Begin GIVEN ENTRIES

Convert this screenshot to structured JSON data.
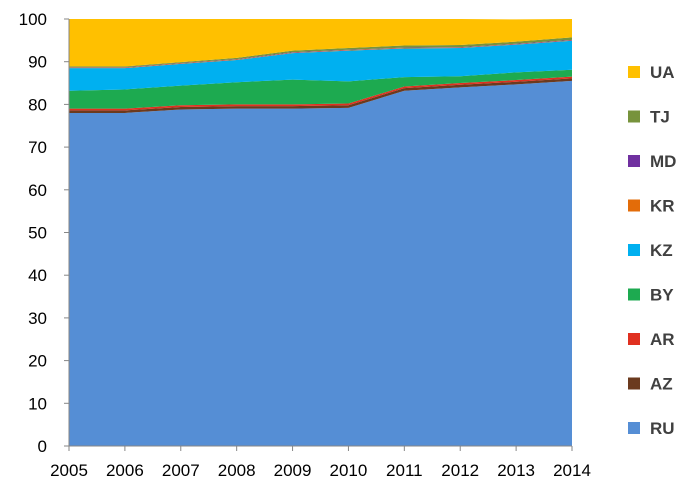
{
  "chart_data": {
    "type": "area",
    "stacked": true,
    "x": [
      2005,
      2006,
      2007,
      2008,
      2009,
      2010,
      2011,
      2012,
      2013,
      2014
    ],
    "ylim": [
      0,
      100
    ],
    "yticks": [
      0,
      10,
      20,
      30,
      40,
      50,
      60,
      70,
      80,
      90,
      100
    ],
    "grid": false,
    "legend_position": "right",
    "series": [
      {
        "name": "RU",
        "color": "#558ED5",
        "values": [
          78.0,
          78.0,
          78.8,
          79.0,
          79.0,
          79.2,
          83.2,
          84.0,
          84.7,
          85.5
        ]
      },
      {
        "name": "AZ",
        "color": "#6B3A1E",
        "values": [
          0.6,
          0.6,
          0.6,
          0.6,
          0.6,
          0.6,
          0.6,
          0.6,
          0.6,
          0.6
        ]
      },
      {
        "name": "AR",
        "color": "#E03020",
        "values": [
          0.4,
          0.4,
          0.4,
          0.4,
          0.4,
          0.4,
          0.4,
          0.4,
          0.4,
          0.4
        ]
      },
      {
        "name": "BY",
        "color": "#1DAA50",
        "values": [
          4.2,
          4.5,
          4.6,
          5.2,
          5.8,
          5.2,
          2.2,
          1.6,
          1.8,
          1.6
        ]
      },
      {
        "name": "KZ",
        "color": "#00B0F0",
        "values": [
          5.3,
          5.0,
          5.1,
          5.2,
          6.2,
          7.2,
          6.7,
          6.6,
          6.5,
          6.8
        ]
      },
      {
        "name": "KR",
        "color": "#E36C09",
        "values": [
          0.1,
          0.1,
          0.1,
          0.1,
          0.1,
          0.1,
          0.1,
          0.1,
          0.1,
          0.1
        ]
      },
      {
        "name": "MD",
        "color": "#7030A0",
        "values": [
          0.1,
          0.1,
          0.1,
          0.1,
          0.1,
          0.1,
          0.1,
          0.1,
          0.1,
          0.1
        ]
      },
      {
        "name": "TJ",
        "color": "#77933C",
        "values": [
          0.2,
          0.2,
          0.2,
          0.3,
          0.4,
          0.4,
          0.5,
          0.5,
          0.5,
          0.6
        ]
      },
      {
        "name": "UA",
        "color": "#FFC000",
        "values": [
          11.1,
          11.1,
          10.3,
          9.6,
          7.4,
          6.8,
          6.2,
          6.1,
          5.2,
          4.3
        ]
      }
    ],
    "legend_order": [
      "UA",
      "TJ",
      "MD",
      "KR",
      "KZ",
      "BY",
      "AR",
      "AZ",
      "RU"
    ]
  }
}
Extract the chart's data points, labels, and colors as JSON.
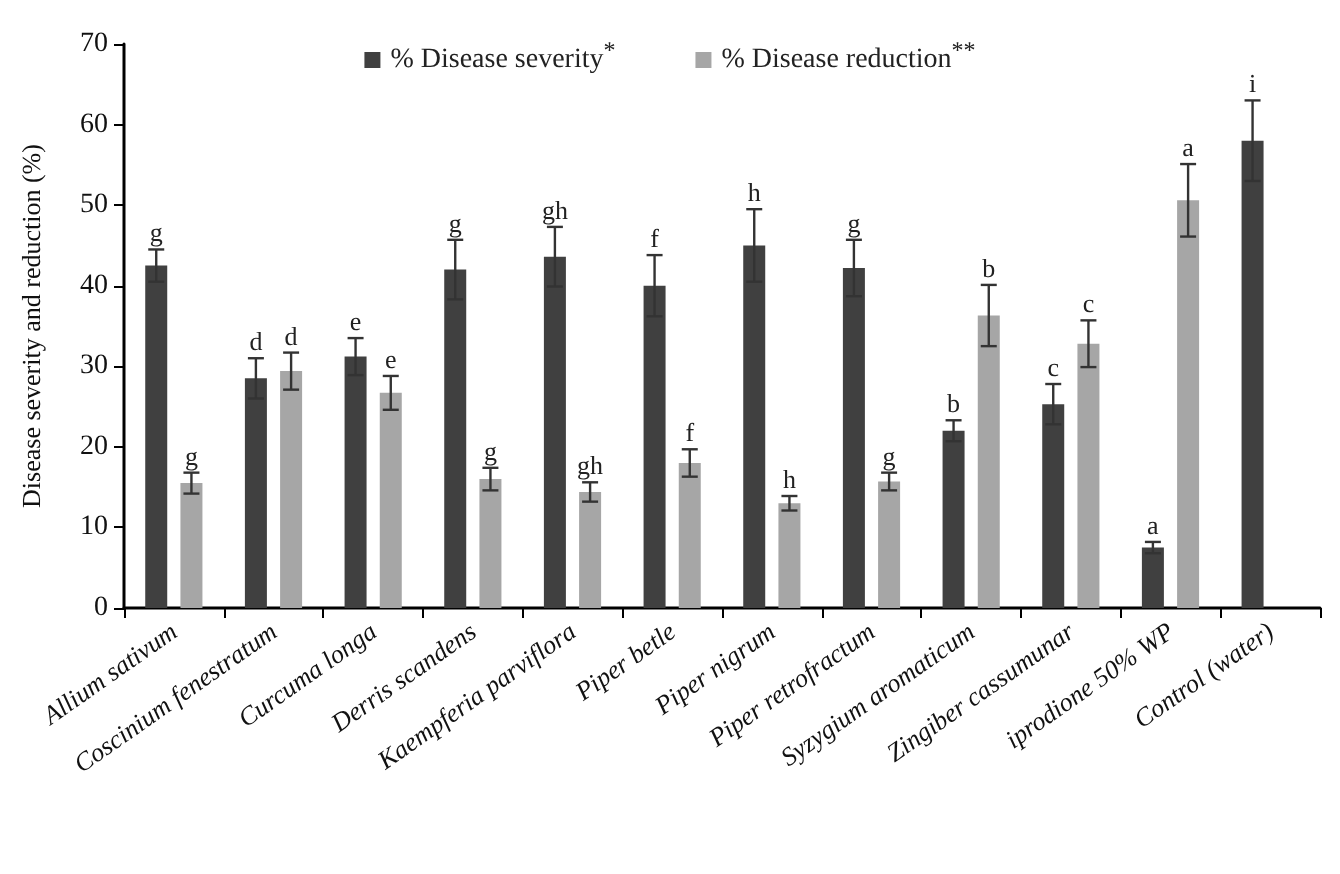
{
  "chart_data": {
    "type": "bar",
    "ylabel": "Disease severity and reduction (%)",
    "categories": [
      "Allium sativum",
      "Coscinium fenestratum",
      "Curcuma longa",
      "Derris scandens",
      "Kaempferia parviflora",
      "Piper betle",
      "Piper nigrum",
      "Piper retrofractum",
      "Syzygium aromaticum",
      "Zingiber cassumunar",
      "iprodione 50% WP",
      "Control (water)"
    ],
    "series": [
      {
        "name": "% Disease severity$^{*}$",
        "color": "#404040",
        "values": [
          42.5,
          28.5,
          31.2,
          42,
          43.6,
          40,
          45,
          42.2,
          22,
          25.3,
          7.5,
          58
        ],
        "errors": [
          2,
          2.5,
          2.3,
          3.7,
          3.7,
          3.8,
          4.5,
          3.5,
          1.3,
          2.5,
          0.7,
          5
        ],
        "value_labels": [
          "g",
          "d",
          "e",
          "g",
          "gh",
          "f",
          "h",
          "g",
          "b",
          "c",
          "a",
          "i"
        ]
      },
      {
        "name": "% Disease reduction$^{**}$",
        "color": "#a6a6a6",
        "values": [
          15.5,
          29.4,
          26.7,
          16,
          14.4,
          18,
          13,
          15.7,
          36.3,
          32.8,
          50.6,
          null
        ],
        "errors": [
          1.3,
          2.3,
          2.1,
          1.4,
          1.2,
          1.7,
          0.9,
          1.1,
          3.8,
          2.9,
          4.5,
          null
        ],
        "value_labels": [
          "g",
          "d",
          "e",
          "g",
          "gh",
          "f",
          "h",
          "g",
          "b",
          "c",
          "a",
          null
        ]
      }
    ],
    "ylim": [
      0,
      70
    ],
    "yticks": [
      0,
      10,
      20,
      30,
      40,
      50,
      60,
      70
    ],
    "grid": false,
    "legend": "top"
  }
}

End GIVEN ENTRIES

_SET EXERCISE_
Print the complete listing exactly as it stands, without its pictures.

_OUTPUT_
Convert this screenshot to structured JSON data.
{
  "chart_data": {
    "type": "area",
    "stacked": true,
    "x": [
      2005,
      2006,
      2007,
      2008,
      2009,
      2010,
      2011,
      2012,
      2013,
      2014
    ],
    "ylim": [
      0,
      100
    ],
    "yticks": [
      0,
      10,
      20,
      30,
      40,
      50,
      60,
      70,
      80,
      90,
      100
    ],
    "grid": false,
    "legend_position": "right",
    "series": [
      {
        "name": "RU",
        "color": "#558ED5",
        "values": [
          78.0,
          78.0,
          78.8,
          79.0,
          79.0,
          79.2,
          83.2,
          84.0,
          84.7,
          85.5
        ]
      },
      {
        "name": "AZ",
        "color": "#6B3A1E",
        "values": [
          0.6,
          0.6,
          0.6,
          0.6,
          0.6,
          0.6,
          0.6,
          0.6,
          0.6,
          0.6
        ]
      },
      {
        "name": "AR",
        "color": "#E03020",
        "values": [
          0.4,
          0.4,
          0.4,
          0.4,
          0.4,
          0.4,
          0.4,
          0.4,
          0.4,
          0.4
        ]
      },
      {
        "name": "BY",
        "color": "#1DAA50",
        "values": [
          4.2,
          4.5,
          4.6,
          5.2,
          5.8,
          5.2,
          2.2,
          1.6,
          1.8,
          1.6
        ]
      },
      {
        "name": "KZ",
        "color": "#00B0F0",
        "values": [
          5.3,
          5.0,
          5.1,
          5.2,
          6.2,
          7.2,
          6.7,
          6.6,
          6.5,
          6.8
        ]
      },
      {
        "name": "KR",
        "color": "#E36C09",
        "values": [
          0.1,
          0.1,
          0.1,
          0.1,
          0.1,
          0.1,
          0.1,
          0.1,
          0.1,
          0.1
        ]
      },
      {
        "name": "MD",
        "color": "#7030A0",
        "values": [
          0.1,
          0.1,
          0.1,
          0.1,
          0.1,
          0.1,
          0.1,
          0.1,
          0.1,
          0.1
        ]
      },
      {
        "name": "TJ",
        "color": "#77933C",
        "values": [
          0.2,
          0.2,
          0.2,
          0.3,
          0.4,
          0.4,
          0.5,
          0.5,
          0.5,
          0.6
        ]
      },
      {
        "name": "UA",
        "color": "#FFC000",
        "values": [
          11.1,
          11.1,
          10.3,
          9.6,
          7.4,
          6.8,
          6.2,
          6.1,
          5.2,
          4.3
        ]
      }
    ],
    "legend_order": [
      "UA",
      "TJ",
      "MD",
      "KR",
      "KZ",
      "BY",
      "AR",
      "AZ",
      "RU"
    ]
  }
}
Extract the chart's data points, labels, and colors as JSON.
{
  "chart_data": {
    "type": "bar",
    "ylabel": "Disease severity and reduction (%)",
    "categories": [
      "Allium sativum",
      "Coscinium fenestratum",
      "Curcuma longa",
      "Derris scandens",
      "Kaempferia parviflora",
      "Piper betle",
      "Piper nigrum",
      "Piper retrofractum",
      "Syzygium aromaticum",
      "Zingiber cassumunar",
      "iprodione 50% WP",
      "Control (water)"
    ],
    "series": [
      {
        "name": "% Disease severity$^{*}$",
        "color": "#404040",
        "values": [
          42.5,
          28.5,
          31.2,
          42,
          43.6,
          40,
          45,
          42.2,
          22,
          25.3,
          7.5,
          58
        ],
        "errors": [
          2,
          2.5,
          2.3,
          3.7,
          3.7,
          3.8,
          4.5,
          3.5,
          1.3,
          2.5,
          0.7,
          5
        ],
        "value_labels": [
          "g",
          "d",
          "e",
          "g",
          "gh",
          "f",
          "h",
          "g",
          "b",
          "c",
          "a",
          "i"
        ]
      },
      {
        "name": "% Disease reduction$^{**}$",
        "color": "#a6a6a6",
        "values": [
          15.5,
          29.4,
          26.7,
          16,
          14.4,
          18,
          13,
          15.7,
          36.3,
          32.8,
          50.6,
          null
        ],
        "errors": [
          1.3,
          2.3,
          2.1,
          1.4,
          1.2,
          1.7,
          0.9,
          1.1,
          3.8,
          2.9,
          4.5,
          null
        ],
        "value_labels": [
          "g",
          "d",
          "e",
          "g",
          "gh",
          "f",
          "h",
          "g",
          "b",
          "c",
          "a",
          null
        ]
      }
    ],
    "ylim": [
      0,
      70
    ],
    "yticks": [
      0,
      10,
      20,
      30,
      40,
      50,
      60,
      70
    ],
    "grid": false,
    "legend": "top"
  }
}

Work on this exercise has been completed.